++++ Stored rows
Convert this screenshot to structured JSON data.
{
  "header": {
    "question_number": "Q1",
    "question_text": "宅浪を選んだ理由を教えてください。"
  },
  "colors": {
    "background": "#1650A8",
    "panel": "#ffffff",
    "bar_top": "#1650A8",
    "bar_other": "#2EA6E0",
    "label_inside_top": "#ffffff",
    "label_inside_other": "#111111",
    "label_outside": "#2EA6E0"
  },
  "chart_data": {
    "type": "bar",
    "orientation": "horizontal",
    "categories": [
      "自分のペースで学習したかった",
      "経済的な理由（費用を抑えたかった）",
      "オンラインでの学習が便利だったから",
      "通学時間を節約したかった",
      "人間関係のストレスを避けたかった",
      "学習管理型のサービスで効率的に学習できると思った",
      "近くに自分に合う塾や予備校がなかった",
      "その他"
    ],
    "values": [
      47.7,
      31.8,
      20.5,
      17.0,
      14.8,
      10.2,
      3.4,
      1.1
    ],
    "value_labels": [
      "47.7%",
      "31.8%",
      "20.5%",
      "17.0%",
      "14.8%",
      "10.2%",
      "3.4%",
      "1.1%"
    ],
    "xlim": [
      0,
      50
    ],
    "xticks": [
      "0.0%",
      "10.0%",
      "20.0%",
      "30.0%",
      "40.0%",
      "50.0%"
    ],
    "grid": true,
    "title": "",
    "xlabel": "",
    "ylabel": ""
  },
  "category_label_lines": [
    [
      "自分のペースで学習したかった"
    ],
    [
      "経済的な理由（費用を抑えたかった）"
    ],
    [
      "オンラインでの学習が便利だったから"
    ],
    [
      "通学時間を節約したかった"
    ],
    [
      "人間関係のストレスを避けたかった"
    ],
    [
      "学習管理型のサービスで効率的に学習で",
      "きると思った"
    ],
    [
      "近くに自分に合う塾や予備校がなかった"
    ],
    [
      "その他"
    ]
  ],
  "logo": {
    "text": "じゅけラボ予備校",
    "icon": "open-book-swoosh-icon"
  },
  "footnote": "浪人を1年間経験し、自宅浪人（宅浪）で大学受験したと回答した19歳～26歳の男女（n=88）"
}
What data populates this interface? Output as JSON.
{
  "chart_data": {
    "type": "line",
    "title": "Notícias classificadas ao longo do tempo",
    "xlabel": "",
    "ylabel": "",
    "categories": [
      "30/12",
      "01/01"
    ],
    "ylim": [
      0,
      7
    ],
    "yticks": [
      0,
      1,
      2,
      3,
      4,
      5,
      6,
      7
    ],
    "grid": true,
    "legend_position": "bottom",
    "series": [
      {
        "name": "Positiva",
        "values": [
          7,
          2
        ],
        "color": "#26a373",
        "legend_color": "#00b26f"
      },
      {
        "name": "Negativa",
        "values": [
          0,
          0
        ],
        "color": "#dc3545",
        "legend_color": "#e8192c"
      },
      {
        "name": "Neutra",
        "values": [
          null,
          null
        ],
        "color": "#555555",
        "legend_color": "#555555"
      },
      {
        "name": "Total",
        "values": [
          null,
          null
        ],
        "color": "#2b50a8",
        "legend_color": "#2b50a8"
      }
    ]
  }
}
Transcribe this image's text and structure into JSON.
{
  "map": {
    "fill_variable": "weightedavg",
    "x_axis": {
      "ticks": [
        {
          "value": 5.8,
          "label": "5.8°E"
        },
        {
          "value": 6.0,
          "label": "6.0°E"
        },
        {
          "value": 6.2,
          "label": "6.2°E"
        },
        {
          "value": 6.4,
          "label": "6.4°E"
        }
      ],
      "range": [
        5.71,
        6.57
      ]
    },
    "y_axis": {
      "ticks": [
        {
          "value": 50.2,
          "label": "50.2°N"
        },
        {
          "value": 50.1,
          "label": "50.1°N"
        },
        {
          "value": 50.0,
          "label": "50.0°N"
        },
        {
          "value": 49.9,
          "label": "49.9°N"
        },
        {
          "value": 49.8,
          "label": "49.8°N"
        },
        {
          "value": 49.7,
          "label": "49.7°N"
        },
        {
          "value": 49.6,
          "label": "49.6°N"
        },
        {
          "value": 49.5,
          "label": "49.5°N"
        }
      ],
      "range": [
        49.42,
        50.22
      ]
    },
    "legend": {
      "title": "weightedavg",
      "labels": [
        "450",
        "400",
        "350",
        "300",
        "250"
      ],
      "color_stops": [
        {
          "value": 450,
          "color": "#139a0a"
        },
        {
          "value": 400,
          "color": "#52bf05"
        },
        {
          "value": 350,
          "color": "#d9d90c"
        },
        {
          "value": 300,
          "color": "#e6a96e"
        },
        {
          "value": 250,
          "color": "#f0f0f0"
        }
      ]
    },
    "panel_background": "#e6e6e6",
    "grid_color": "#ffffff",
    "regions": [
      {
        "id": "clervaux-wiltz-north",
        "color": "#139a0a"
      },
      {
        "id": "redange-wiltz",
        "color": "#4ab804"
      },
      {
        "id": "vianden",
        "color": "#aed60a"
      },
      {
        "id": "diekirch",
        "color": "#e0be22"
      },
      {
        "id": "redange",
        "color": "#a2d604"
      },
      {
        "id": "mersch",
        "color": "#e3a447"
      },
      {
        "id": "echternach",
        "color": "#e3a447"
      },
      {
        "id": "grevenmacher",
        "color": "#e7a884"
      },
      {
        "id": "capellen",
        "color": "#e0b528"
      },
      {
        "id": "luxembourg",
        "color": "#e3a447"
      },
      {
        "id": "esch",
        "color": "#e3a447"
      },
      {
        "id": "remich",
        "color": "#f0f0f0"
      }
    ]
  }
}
++++++++
### Problem description
How many lines of these entries contain the string "weightedavg"? Reply with the number alone.

### Result for this exercise
2